WORK REQUIRED. Return each line of the data below exactly, omitting any pictures.

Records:
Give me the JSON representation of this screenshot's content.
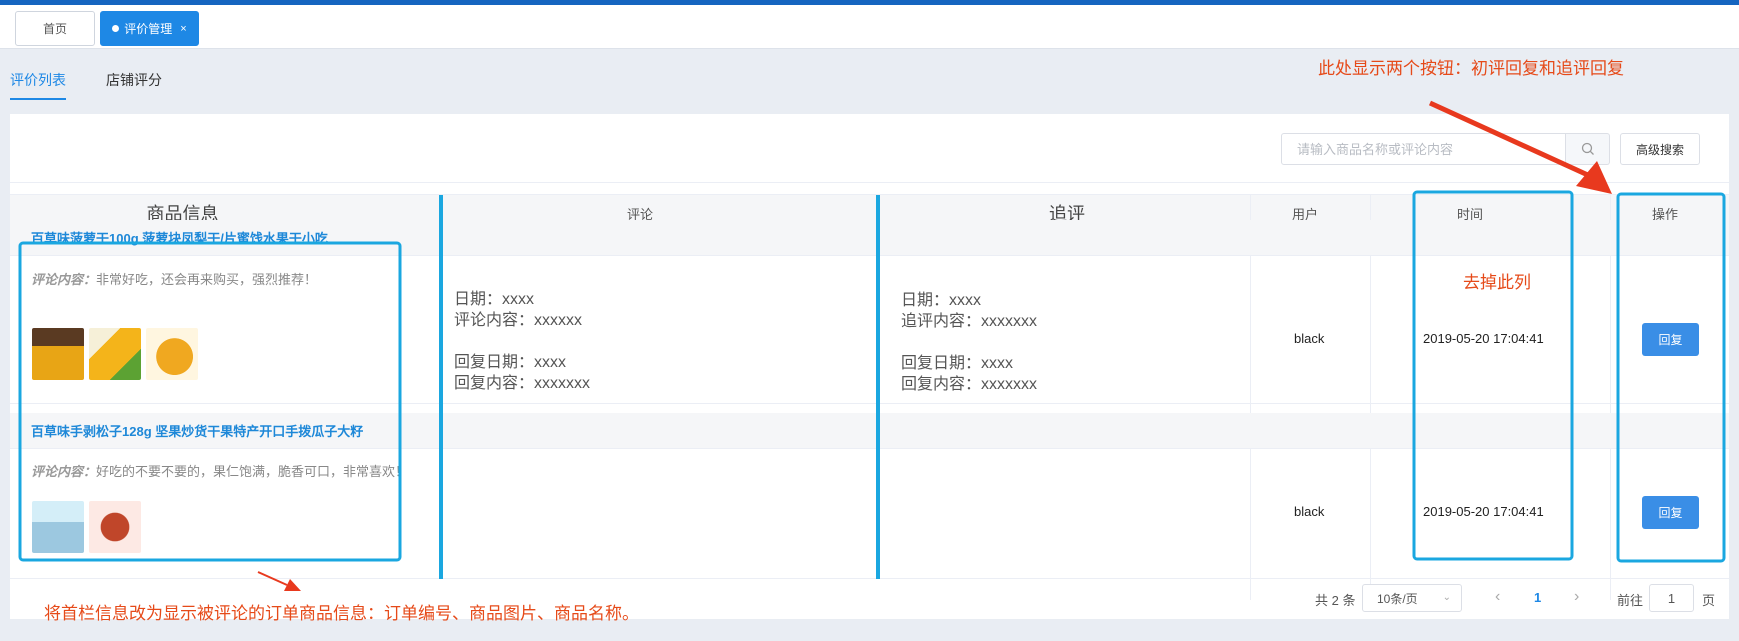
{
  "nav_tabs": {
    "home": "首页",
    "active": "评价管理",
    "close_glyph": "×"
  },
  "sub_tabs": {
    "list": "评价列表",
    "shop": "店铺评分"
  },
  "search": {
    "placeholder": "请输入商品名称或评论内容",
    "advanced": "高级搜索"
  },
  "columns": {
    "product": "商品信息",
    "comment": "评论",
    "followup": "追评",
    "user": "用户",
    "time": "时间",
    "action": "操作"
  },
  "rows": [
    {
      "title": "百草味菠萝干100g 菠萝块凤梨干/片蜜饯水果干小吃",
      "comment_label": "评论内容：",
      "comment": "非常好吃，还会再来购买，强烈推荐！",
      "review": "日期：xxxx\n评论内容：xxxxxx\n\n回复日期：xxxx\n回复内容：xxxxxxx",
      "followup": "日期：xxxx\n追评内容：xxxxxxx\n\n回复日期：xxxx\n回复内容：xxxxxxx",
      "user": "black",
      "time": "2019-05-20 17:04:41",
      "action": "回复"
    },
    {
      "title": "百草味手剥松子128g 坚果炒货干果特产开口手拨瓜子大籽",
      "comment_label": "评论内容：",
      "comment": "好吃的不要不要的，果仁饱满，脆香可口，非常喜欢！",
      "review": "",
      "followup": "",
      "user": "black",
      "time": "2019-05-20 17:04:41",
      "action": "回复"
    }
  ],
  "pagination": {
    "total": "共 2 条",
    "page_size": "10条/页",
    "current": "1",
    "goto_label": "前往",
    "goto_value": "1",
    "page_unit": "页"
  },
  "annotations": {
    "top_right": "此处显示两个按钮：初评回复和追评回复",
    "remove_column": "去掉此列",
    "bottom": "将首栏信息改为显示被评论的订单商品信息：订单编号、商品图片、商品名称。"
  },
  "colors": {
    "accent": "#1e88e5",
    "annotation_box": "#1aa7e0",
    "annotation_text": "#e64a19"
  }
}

RESPONSE.
Give me the JSON representation of this screenshot's content.
{
  "nav_tabs": {
    "home": "首页",
    "active": "评价管理",
    "close_glyph": "×"
  },
  "sub_tabs": {
    "list": "评价列表",
    "shop": "店铺评分"
  },
  "search": {
    "placeholder": "请输入商品名称或评论内容",
    "advanced": "高级搜索"
  },
  "columns": {
    "product": "商品信息",
    "comment": "评论",
    "followup": "追评",
    "user": "用户",
    "time": "时间",
    "action": "操作"
  },
  "rows": [
    {
      "title": "百草味菠萝干100g 菠萝块凤梨干/片蜜饯水果干小吃",
      "comment_label": "评论内容：",
      "comment": "非常好吃，还会再来购买，强烈推荐！",
      "review": "日期：xxxx\n评论内容：xxxxxx\n\n回复日期：xxxx\n回复内容：xxxxxxx",
      "followup": "日期：xxxx\n追评内容：xxxxxxx\n\n回复日期：xxxx\n回复内容：xxxxxxx",
      "user": "black",
      "time": "2019-05-20 17:04:41",
      "action": "回复"
    },
    {
      "title": "百草味手剥松子128g 坚果炒货干果特产开口手拨瓜子大籽",
      "comment_label": "评论内容：",
      "comment": "好吃的不要不要的，果仁饱满，脆香可口，非常喜欢！",
      "review": "",
      "followup": "",
      "user": "black",
      "time": "2019-05-20 17:04:41",
      "action": "回复"
    }
  ],
  "pagination": {
    "total": "共 2 条",
    "page_size": "10条/页",
    "current": "1",
    "goto_label": "前往",
    "goto_value": "1",
    "page_unit": "页"
  },
  "annotations": {
    "top_right": "此处显示两个按钮：初评回复和追评回复",
    "remove_column": "去掉此列",
    "bottom": "将首栏信息改为显示被评论的订单商品信息：订单编号、商品图片、商品名称。"
  },
  "colors": {
    "accent": "#1e88e5",
    "annotation_box": "#1aa7e0",
    "annotation_text": "#e64a19"
  }
}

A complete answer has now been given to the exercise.